**Dataset entries**
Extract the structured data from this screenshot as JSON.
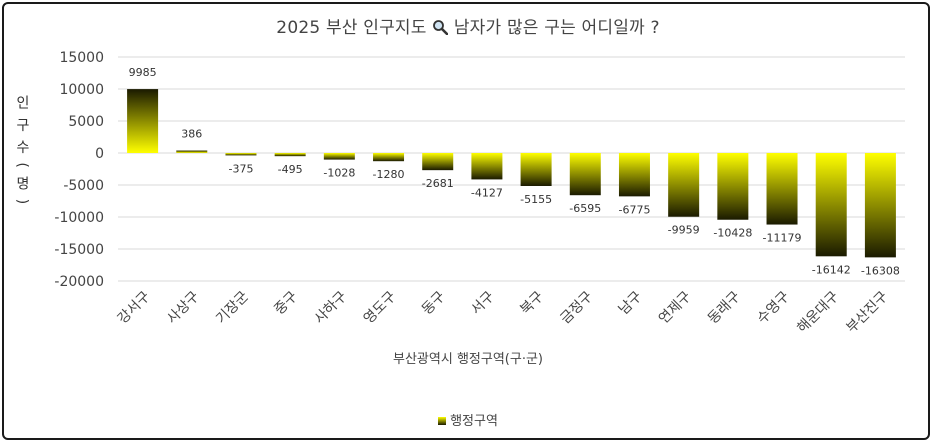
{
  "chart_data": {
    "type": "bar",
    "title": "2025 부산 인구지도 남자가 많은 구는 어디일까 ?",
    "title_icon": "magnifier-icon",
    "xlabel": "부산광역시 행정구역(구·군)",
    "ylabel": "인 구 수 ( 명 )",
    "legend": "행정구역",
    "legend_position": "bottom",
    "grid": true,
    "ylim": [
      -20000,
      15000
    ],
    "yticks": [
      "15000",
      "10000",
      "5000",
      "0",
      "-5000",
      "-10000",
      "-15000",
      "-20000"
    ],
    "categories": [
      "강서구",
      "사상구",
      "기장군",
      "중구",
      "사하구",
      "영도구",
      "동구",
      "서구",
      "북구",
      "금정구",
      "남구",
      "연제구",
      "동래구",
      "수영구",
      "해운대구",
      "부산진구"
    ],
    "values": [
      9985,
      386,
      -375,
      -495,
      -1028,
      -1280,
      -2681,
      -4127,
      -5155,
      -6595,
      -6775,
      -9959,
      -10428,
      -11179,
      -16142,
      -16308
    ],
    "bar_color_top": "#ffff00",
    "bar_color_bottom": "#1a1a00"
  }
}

**Task**
The records above are to be restated exactly, without their pictures.

**Response to the exercise**
Extract the structured data from this screenshot as JSON.
{
  "chart_data": {
    "type": "bar",
    "title": "2025 부산 인구지도 남자가 많은 구는 어디일까 ?",
    "title_icon": "magnifier-icon",
    "xlabel": "부산광역시 행정구역(구·군)",
    "ylabel": "인 구 수 ( 명 )",
    "legend": "행정구역",
    "legend_position": "bottom",
    "grid": true,
    "ylim": [
      -20000,
      15000
    ],
    "yticks": [
      "15000",
      "10000",
      "5000",
      "0",
      "-5000",
      "-10000",
      "-15000",
      "-20000"
    ],
    "categories": [
      "강서구",
      "사상구",
      "기장군",
      "중구",
      "사하구",
      "영도구",
      "동구",
      "서구",
      "북구",
      "금정구",
      "남구",
      "연제구",
      "동래구",
      "수영구",
      "해운대구",
      "부산진구"
    ],
    "values": [
      9985,
      386,
      -375,
      -495,
      -1028,
      -1280,
      -2681,
      -4127,
      -5155,
      -6595,
      -6775,
      -9959,
      -10428,
      -11179,
      -16142,
      -16308
    ],
    "bar_color_top": "#ffff00",
    "bar_color_bottom": "#1a1a00"
  }
}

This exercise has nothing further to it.